(Exercise objective): Please write the listing below out again exactly, leaving every picture behind.
----- Record set
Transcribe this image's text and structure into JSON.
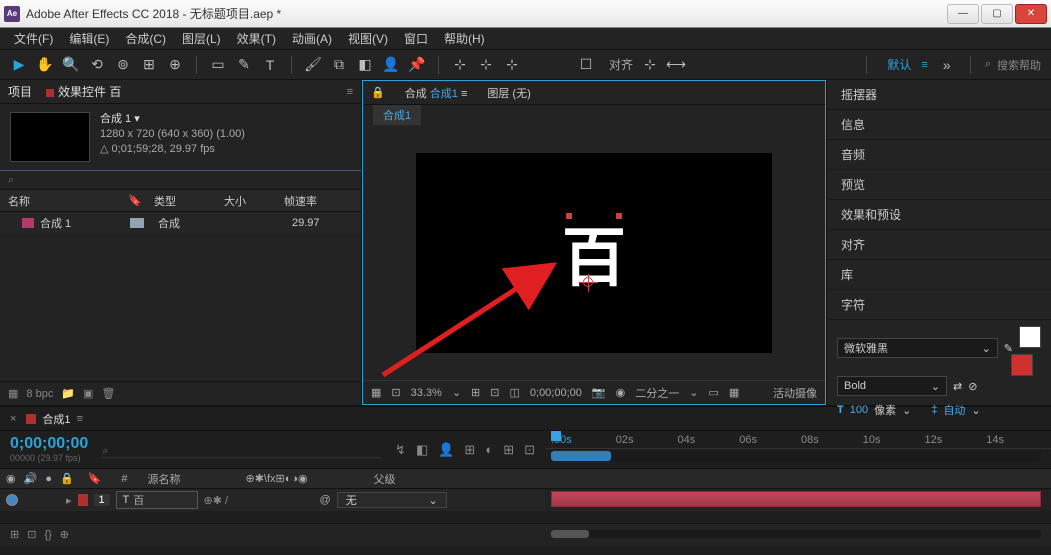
{
  "titlebar": {
    "icon": "Ae",
    "text": "Adobe After Effects CC 2018 - 无标题项目.aep *"
  },
  "menu": {
    "file": "文件(F)",
    "edit": "编辑(E)",
    "comp": "合成(C)",
    "layer": "图层(L)",
    "effect": "效果(T)",
    "anim": "动画(A)",
    "view": "视图(V)",
    "window": "窗口",
    "help": "帮助(H)"
  },
  "toolbar": {
    "align": "对齐",
    "default": "默认",
    "search_help": "搜索帮助"
  },
  "project": {
    "tab_project": "项目",
    "tab_fx": "效果控件 百",
    "comp_name": "合成 1",
    "comp_res": "1280 x 720  (640 x 360) (1.00)",
    "comp_dur": "△ 0;01;59;28, 29.97 fps",
    "col_name": "名称",
    "col_type": "类型",
    "col_size": "大小",
    "col_fps": "帧速率",
    "item_name": "合成 1",
    "item_type": "合成",
    "item_fps": "29.97",
    "bpc": "8 bpc"
  },
  "comp": {
    "tab_label_a": "合成",
    "tab_label_b": "合成1",
    "layer_label": "图层  (无)",
    "crumb": "合成1",
    "text_char": "百",
    "zoom": "33.3%",
    "time": "0;00;00;00",
    "res": "二分之一",
    "cam": "活动摄像"
  },
  "right": {
    "wiggler": "摇摆器",
    "info": "信息",
    "audio": "音频",
    "preview": "预览",
    "fxpresets": "效果和预设",
    "align": "对齐",
    "library": "库",
    "character": "字符",
    "font": "微软雅黑",
    "weight": "Bold",
    "size_prefix": "T",
    "size_val": "100",
    "size_unit": "像素",
    "auto": "自动"
  },
  "timeline": {
    "tab": "合成1",
    "timecode": "0;00;00;00",
    "timecode_sub": "00000 (29.97 fps)",
    "col_source": "源名称",
    "col_parent": "父级",
    "layer_idx": "1",
    "layer_t": "T",
    "layer_name": "百",
    "parent_val": "无",
    "ruler": {
      "t0": ":00s",
      "t02": "02s",
      "t04": "04s",
      "t06": "06s",
      "t08": "08s",
      "t10": "10s",
      "t12": "12s",
      "t14": "14s"
    }
  }
}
----------
(Solution for this problem):
Transcribe this image's text and structure into JSON.
{
  "titlebar": {
    "icon": "Ae",
    "text": "Adobe After Effects CC 2018 - 无标题项目.aep *"
  },
  "menu": {
    "file": "文件(F)",
    "edit": "编辑(E)",
    "comp": "合成(C)",
    "layer": "图层(L)",
    "effect": "效果(T)",
    "anim": "动画(A)",
    "view": "视图(V)",
    "window": "窗口",
    "help": "帮助(H)"
  },
  "toolbar": {
    "align": "对齐",
    "default": "默认",
    "search_help": "搜索帮助"
  },
  "project": {
    "tab_project": "项目",
    "tab_fx": "效果控件 百",
    "comp_name": "合成 1",
    "comp_res": "1280 x 720  (640 x 360) (1.00)",
    "comp_dur": "△ 0;01;59;28, 29.97 fps",
    "col_name": "名称",
    "col_type": "类型",
    "col_size": "大小",
    "col_fps": "帧速率",
    "item_name": "合成 1",
    "item_type": "合成",
    "item_fps": "29.97",
    "bpc": "8 bpc"
  },
  "comp": {
    "tab_label_a": "合成",
    "tab_label_b": "合成1",
    "layer_label": "图层  (无)",
    "crumb": "合成1",
    "text_char": "百",
    "zoom": "33.3%",
    "time": "0;00;00;00",
    "res": "二分之一",
    "cam": "活动摄像"
  },
  "right": {
    "wiggler": "摇摆器",
    "info": "信息",
    "audio": "音频",
    "preview": "预览",
    "fxpresets": "效果和预设",
    "align": "对齐",
    "library": "库",
    "character": "字符",
    "font": "微软雅黑",
    "weight": "Bold",
    "size_prefix": "T",
    "size_val": "100",
    "size_unit": "像素",
    "auto": "自动"
  },
  "timeline": {
    "tab": "合成1",
    "timecode": "0;00;00;00",
    "timecode_sub": "00000 (29.97 fps)",
    "col_source": "源名称",
    "col_parent": "父级",
    "layer_idx": "1",
    "layer_t": "T",
    "layer_name": "百",
    "parent_val": "无",
    "ruler": {
      "t0": ":00s",
      "t02": "02s",
      "t04": "04s",
      "t06": "06s",
      "t08": "08s",
      "t10": "10s",
      "t12": "12s",
      "t14": "14s"
    }
  }
}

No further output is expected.